SHORT PROBLEM :: Using the listing below, extract each line that has the word "icon" in it.

THE DATA ::
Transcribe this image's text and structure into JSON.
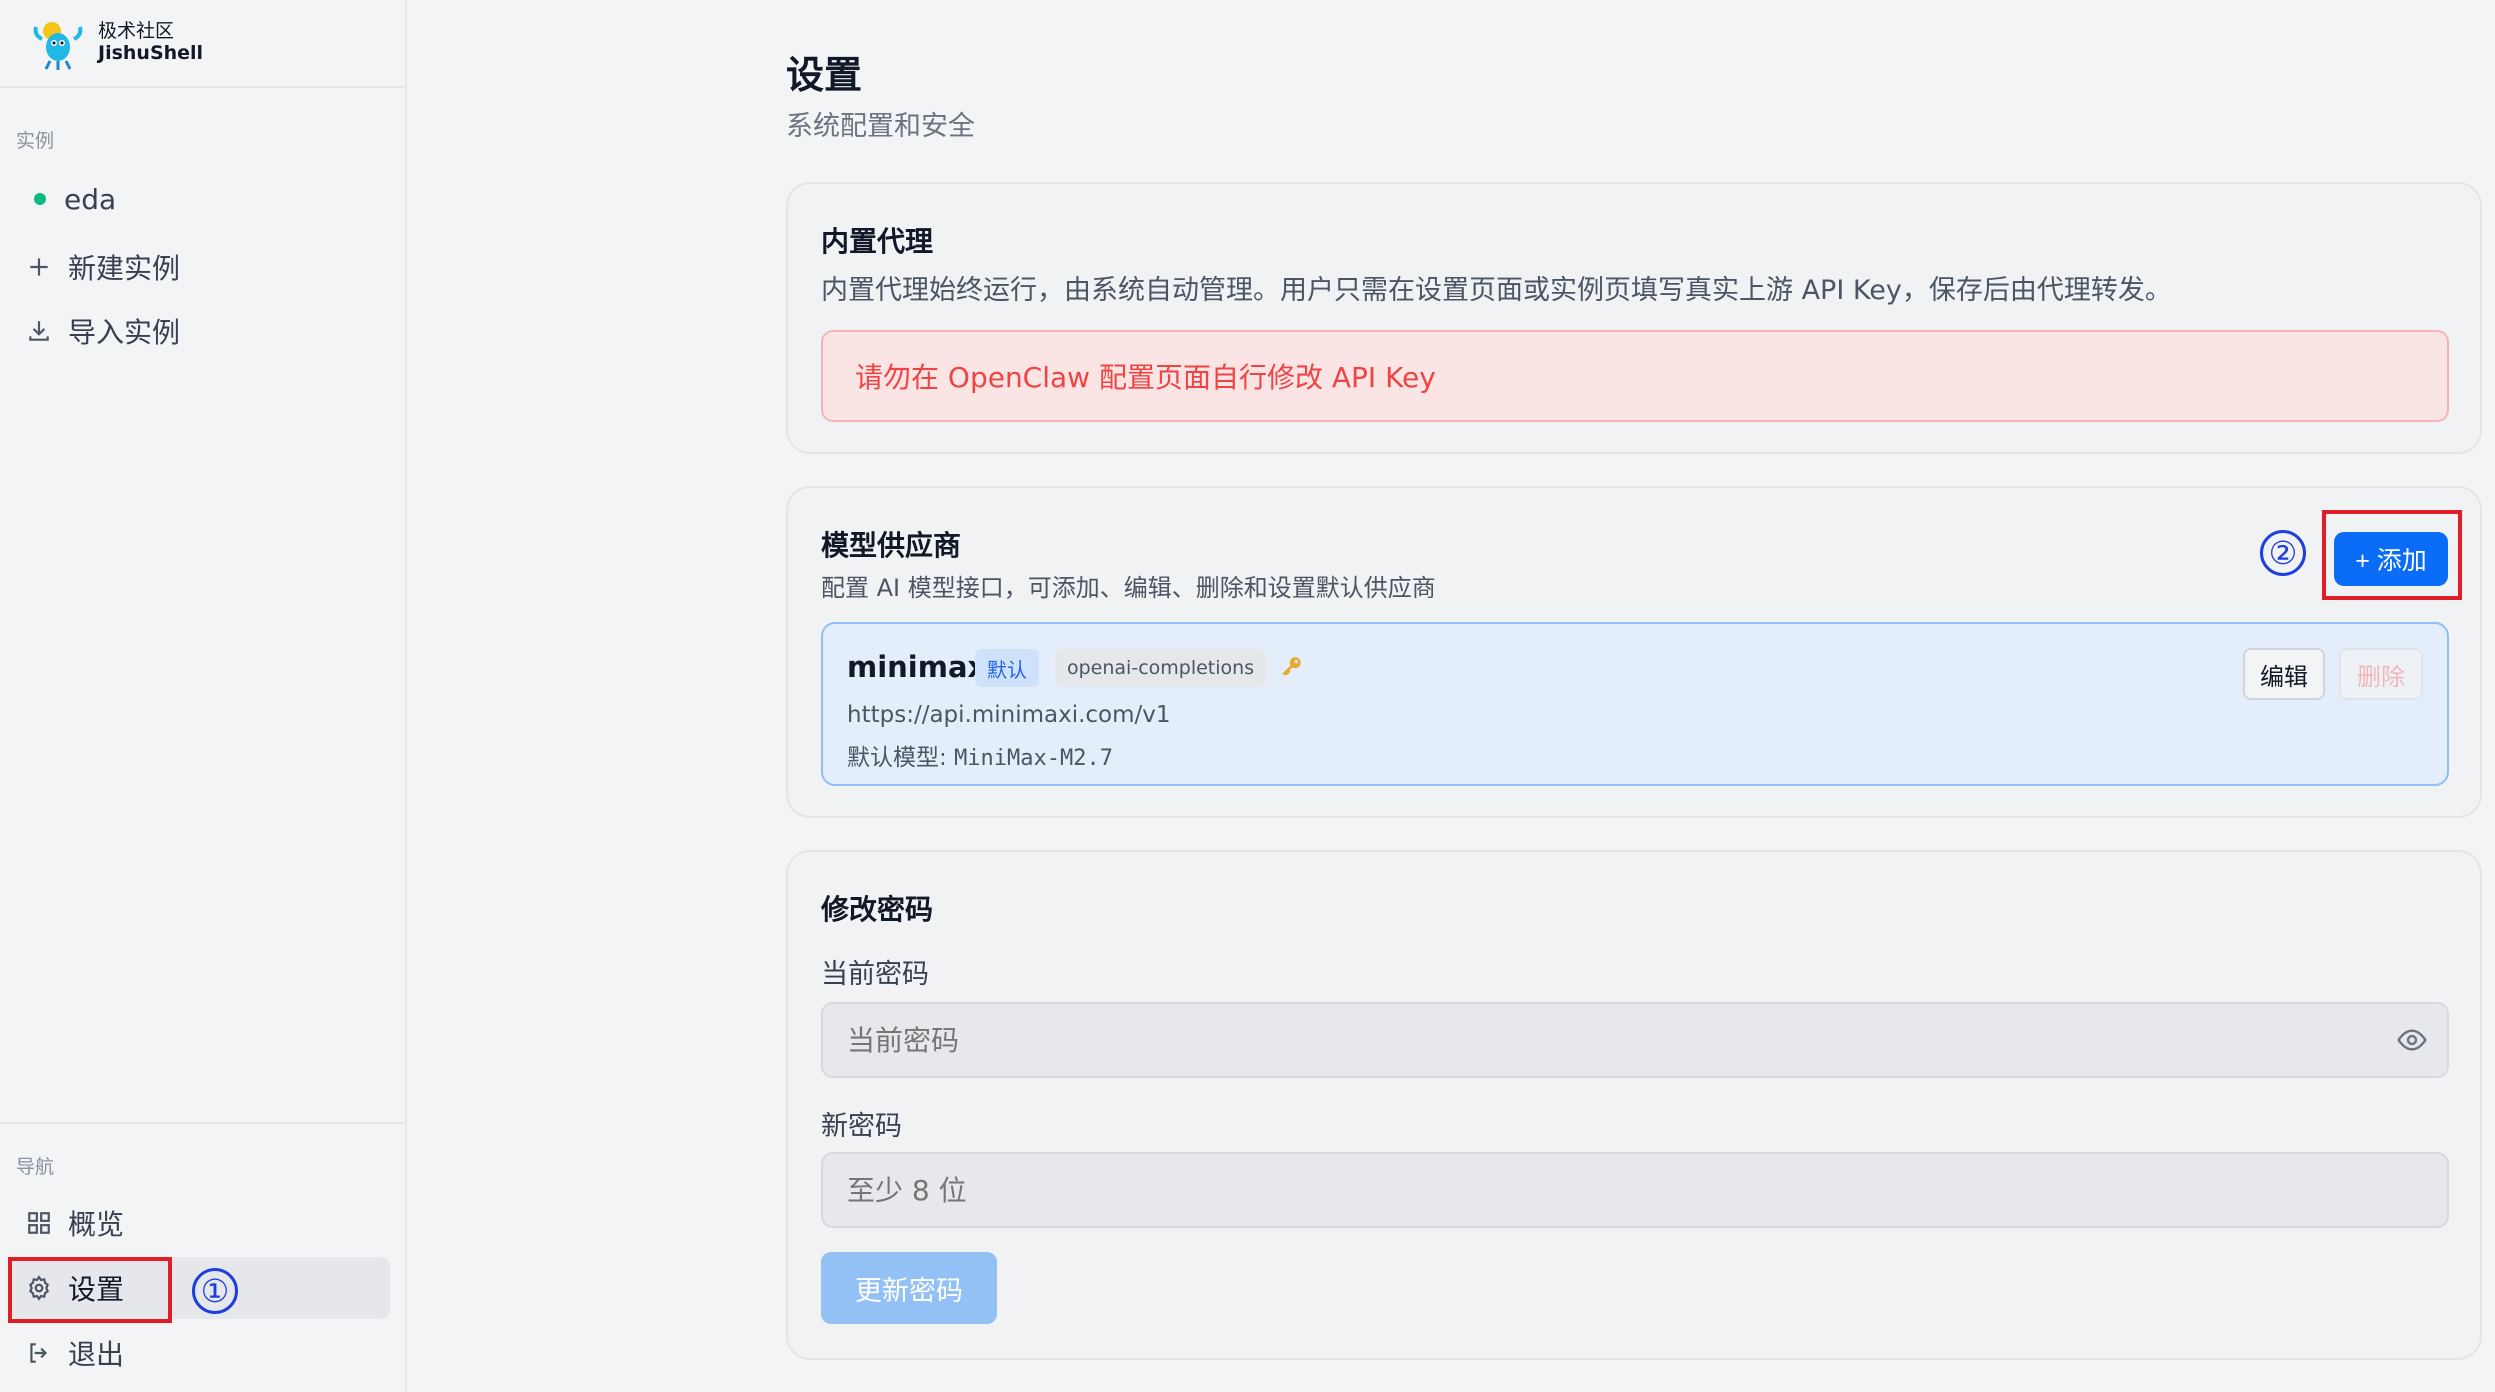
{
  "brand": {
    "name_cn": "极术社区",
    "name_en": "JishuShell"
  },
  "sidebar": {
    "instances_label": "实例",
    "instance": {
      "name": "eda",
      "status_color": "#10b981"
    },
    "actions": [
      {
        "label": "新建实例",
        "icon": "plus-icon"
      },
      {
        "label": "导入实例",
        "icon": "import-icon"
      }
    ],
    "nav_label": "导航",
    "nav": [
      {
        "label": "概览",
        "icon": "grid-icon"
      },
      {
        "label": "设置",
        "icon": "gear-icon",
        "active": true
      },
      {
        "label": "退出",
        "icon": "logout-icon"
      }
    ]
  },
  "annotations": {
    "step1": "①",
    "step2": "②",
    "box_color": "#e11d27",
    "circle_color": "#1d3ee0"
  },
  "page": {
    "title": "设置",
    "subtitle": "系统配置和安全"
  },
  "proxy": {
    "title": "内置代理",
    "desc": "内置代理始终运行，由系统自动管理。用户只需在设置页面或实例页填写真实上游 API Key，保存后由代理转发。",
    "alert": "请勿在 OpenClaw 配置页面自行修改 API Key"
  },
  "providers": {
    "title": "模型供应商",
    "desc": "配置 AI 模型接口，可添加、编辑、删除和设置默认供应商",
    "add_label": "+ 添加",
    "items": [
      {
        "name": "minimax",
        "default_badge": "默认",
        "api_type": "openai-completions",
        "url": "https://api.minimaxi.com/v1",
        "model_label": "默认模型: ",
        "model": "MiniMax-M2.7",
        "edit_label": "编辑",
        "delete_label": "删除"
      }
    ]
  },
  "password": {
    "title": "修改密码",
    "current_label": "当前密码",
    "current_placeholder": "当前密码",
    "new_label": "新密码",
    "new_placeholder": "至少 8 位",
    "submit_label": "更新密码"
  },
  "colors": {
    "accent": "#0a6cf7",
    "danger": "#ef4444"
  }
}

FINISHED TASK ::
        "icon": "plus-icon"
        "icon": "import-icon"
        "icon": "grid-icon"
        "icon": "gear-icon",
        "icon": "logout-icon"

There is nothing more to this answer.